## Begin Exercise inputs
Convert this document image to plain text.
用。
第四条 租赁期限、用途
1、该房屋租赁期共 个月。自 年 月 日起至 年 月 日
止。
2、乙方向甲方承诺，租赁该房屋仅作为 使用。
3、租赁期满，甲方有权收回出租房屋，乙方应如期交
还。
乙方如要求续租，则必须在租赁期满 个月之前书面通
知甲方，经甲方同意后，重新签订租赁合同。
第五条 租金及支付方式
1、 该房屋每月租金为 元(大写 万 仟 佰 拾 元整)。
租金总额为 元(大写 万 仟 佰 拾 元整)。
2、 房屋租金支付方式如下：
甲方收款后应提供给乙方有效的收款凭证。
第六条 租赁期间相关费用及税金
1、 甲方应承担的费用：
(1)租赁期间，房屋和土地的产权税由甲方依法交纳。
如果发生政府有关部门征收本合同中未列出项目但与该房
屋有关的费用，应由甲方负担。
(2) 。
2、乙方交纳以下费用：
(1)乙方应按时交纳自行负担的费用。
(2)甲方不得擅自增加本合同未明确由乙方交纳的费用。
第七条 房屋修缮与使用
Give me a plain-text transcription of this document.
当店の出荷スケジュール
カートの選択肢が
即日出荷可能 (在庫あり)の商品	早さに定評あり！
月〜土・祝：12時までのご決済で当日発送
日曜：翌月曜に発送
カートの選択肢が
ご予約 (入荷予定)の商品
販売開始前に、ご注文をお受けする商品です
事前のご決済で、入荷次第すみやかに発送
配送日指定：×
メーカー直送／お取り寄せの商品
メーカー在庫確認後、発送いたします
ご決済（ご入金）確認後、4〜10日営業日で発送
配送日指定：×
## End Exercise inputs
▶ What needs to be done: Copy out each line above, character for character.

▶ The completed task:
Convert this document image to plain text.
用。
第四条 租赁期限、用途
1、该房屋租赁期共 个月。自 年 月 日起至 年 月 日
止。
2、乙方向甲方承诺，租赁该房屋仅作为 使用。
3、租赁期满，甲方有权收回出租房屋，乙方应如期交
还。
乙方如要求续租，则必须在租赁期满 个月之前书面通
知甲方，经甲方同意后，重新签订租赁合同。
第五条 租金及支付方式
1、 该房屋每月租金为 元(大写 万 仟 佰 拾 元整)。
租金总额为 元(大写 万 仟 佰 拾 元整)。
2、 房屋租金支付方式如下：
甲方收款后应提供给乙方有效的收款凭证。
第六条 租赁期间相关费用及税金
1、 甲方应承担的费用：
(1)租赁期间，房屋和土地的产权税由甲方依法交纳。
如果发生政府有关部门征收本合同中未列出项目但与该房
屋有关的费用，应由甲方负担。
(2) 。
2、乙方交纳以下费用：
(1)乙方应按时交纳自行负担的费用。
(2)甲方不得擅自增加本合同未明确由乙方交纳的费用。
第七条 房屋修缮与使用
Give me a plain-text transcription of this document.
当店の出荷スケジュール
カートの選択肢が
即日出荷可能 (在庫あり)の商品	早さに定評あり！
月〜土・祝：12時までのご決済で当日発送
日曜：翌月曜に発送
カートの選択肢が
ご予約 (入荷予定)の商品
販売開始前に、ご注文をお受けする商品です
事前のご決済で、入荷次第すみやかに発送
配送日指定：×
メーカー直送／お取り寄せの商品
メーカー在庫確認後、発送いたします
ご決済（ご入金）確認後、4〜10日営業日で発送
配送日指定：×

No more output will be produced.